_Work instructions_:
Scan the data below and report how many lines include the word "Platforma". Nothing else is wanted.

_Supplied material_:

◇ ◇ ◇ ◇ ◇ ◇ ◇

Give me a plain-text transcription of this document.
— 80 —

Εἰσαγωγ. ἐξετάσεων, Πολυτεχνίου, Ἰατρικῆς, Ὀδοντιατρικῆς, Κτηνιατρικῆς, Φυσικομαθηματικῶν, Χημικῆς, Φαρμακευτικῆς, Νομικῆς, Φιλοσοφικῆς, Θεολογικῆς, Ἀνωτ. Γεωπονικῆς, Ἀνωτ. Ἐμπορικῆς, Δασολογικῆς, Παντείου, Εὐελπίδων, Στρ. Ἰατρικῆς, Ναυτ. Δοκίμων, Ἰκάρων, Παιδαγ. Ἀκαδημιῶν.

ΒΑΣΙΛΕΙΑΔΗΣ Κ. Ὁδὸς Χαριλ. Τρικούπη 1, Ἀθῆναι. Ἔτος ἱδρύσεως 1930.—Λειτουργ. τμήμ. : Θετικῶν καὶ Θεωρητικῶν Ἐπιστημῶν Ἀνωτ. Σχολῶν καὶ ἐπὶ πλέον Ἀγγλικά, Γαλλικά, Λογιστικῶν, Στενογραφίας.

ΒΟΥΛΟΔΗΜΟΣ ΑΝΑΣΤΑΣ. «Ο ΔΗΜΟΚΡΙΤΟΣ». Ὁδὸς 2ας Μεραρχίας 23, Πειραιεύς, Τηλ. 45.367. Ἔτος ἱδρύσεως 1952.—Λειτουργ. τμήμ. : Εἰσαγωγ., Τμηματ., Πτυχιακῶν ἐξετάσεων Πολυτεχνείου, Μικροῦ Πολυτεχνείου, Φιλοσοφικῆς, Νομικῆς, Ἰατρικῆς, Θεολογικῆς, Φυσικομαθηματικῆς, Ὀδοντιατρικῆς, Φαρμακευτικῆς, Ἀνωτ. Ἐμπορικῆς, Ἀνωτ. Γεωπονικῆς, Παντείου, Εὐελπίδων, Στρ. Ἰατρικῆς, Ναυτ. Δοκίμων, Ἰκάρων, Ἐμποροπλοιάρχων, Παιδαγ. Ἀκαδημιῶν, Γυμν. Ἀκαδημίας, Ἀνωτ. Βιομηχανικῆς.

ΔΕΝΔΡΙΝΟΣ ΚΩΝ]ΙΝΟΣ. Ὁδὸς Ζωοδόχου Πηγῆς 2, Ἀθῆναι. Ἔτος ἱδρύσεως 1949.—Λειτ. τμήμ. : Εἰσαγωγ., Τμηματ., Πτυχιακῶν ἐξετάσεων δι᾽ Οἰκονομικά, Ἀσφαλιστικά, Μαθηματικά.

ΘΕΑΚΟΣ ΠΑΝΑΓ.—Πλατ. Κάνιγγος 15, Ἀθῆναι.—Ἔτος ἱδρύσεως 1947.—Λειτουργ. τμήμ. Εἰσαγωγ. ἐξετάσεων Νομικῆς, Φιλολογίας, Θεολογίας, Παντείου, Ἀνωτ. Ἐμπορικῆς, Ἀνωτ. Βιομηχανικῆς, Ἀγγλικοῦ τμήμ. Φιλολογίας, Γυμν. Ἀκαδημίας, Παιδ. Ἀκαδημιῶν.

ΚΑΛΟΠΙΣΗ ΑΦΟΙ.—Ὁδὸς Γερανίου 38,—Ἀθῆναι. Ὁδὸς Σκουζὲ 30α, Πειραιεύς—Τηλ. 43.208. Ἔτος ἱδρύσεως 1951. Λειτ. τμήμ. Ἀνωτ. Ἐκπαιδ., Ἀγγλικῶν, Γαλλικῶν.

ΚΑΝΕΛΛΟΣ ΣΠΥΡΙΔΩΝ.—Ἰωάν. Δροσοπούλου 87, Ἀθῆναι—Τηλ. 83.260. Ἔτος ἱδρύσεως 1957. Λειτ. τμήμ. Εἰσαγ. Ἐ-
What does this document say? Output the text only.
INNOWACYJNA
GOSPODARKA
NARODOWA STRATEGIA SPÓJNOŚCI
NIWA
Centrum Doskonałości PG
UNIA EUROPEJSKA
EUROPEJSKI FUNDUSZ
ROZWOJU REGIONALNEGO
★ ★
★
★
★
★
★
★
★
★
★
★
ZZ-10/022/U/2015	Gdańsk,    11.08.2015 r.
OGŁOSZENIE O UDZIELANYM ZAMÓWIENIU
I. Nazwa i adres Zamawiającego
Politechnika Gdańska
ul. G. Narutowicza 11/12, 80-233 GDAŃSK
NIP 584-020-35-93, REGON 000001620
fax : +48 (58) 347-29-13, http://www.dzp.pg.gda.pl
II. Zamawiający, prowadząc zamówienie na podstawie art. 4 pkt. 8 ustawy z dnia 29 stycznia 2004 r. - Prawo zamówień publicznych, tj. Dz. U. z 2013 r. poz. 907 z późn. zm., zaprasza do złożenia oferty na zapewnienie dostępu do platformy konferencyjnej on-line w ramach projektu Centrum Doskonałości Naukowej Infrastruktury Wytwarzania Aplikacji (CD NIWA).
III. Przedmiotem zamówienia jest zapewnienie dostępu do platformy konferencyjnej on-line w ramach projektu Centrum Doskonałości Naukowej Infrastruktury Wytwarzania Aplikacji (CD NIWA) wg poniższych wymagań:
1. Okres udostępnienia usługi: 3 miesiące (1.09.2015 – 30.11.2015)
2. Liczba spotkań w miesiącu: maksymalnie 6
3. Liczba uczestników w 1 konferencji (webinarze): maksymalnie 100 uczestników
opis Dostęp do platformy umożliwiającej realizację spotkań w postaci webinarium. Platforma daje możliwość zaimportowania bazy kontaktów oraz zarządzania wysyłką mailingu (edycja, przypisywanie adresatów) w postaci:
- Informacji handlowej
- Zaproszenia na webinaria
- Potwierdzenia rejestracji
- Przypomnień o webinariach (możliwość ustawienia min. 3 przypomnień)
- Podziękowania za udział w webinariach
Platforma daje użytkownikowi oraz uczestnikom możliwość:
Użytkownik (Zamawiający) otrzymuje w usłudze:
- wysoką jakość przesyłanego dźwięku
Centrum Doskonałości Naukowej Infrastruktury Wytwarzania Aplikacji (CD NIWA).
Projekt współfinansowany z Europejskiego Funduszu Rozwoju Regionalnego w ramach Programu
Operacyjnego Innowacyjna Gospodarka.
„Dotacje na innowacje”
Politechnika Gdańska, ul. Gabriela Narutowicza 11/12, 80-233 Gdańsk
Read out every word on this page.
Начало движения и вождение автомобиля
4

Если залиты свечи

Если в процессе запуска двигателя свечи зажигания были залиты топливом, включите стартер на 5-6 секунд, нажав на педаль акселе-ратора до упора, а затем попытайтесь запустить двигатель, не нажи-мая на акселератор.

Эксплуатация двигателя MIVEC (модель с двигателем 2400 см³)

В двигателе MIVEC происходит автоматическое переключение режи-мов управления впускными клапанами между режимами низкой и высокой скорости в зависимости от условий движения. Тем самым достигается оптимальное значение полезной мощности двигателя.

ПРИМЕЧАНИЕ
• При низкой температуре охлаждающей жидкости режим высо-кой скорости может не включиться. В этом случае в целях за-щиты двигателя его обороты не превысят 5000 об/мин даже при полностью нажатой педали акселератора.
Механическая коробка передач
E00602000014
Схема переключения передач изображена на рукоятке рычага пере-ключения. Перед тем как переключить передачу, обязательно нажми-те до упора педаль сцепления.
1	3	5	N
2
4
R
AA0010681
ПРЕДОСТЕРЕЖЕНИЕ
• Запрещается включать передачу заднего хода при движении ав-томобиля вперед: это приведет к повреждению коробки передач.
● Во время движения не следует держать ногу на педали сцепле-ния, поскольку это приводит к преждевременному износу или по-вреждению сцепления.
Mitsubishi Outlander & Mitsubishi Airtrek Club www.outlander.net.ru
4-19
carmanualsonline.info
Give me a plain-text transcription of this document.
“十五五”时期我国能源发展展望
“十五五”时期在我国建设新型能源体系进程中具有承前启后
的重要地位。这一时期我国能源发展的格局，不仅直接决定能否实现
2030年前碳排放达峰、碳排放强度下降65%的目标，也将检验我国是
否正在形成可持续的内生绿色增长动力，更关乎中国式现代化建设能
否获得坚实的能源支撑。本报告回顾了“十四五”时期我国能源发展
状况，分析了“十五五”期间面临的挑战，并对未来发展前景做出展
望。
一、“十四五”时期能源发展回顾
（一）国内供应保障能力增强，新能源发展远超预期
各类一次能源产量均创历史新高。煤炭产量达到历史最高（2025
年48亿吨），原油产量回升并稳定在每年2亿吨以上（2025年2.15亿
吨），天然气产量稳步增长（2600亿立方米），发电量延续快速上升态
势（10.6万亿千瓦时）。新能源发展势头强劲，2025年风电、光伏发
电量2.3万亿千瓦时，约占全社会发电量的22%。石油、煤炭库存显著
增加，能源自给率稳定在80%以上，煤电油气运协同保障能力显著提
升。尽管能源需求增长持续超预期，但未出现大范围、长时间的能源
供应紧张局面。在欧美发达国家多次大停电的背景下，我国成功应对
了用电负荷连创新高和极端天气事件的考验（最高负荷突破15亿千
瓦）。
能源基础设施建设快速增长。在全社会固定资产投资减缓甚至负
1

◇ ◇ ◇ ◇ ◇ ◇ ◇

_Task result_:
2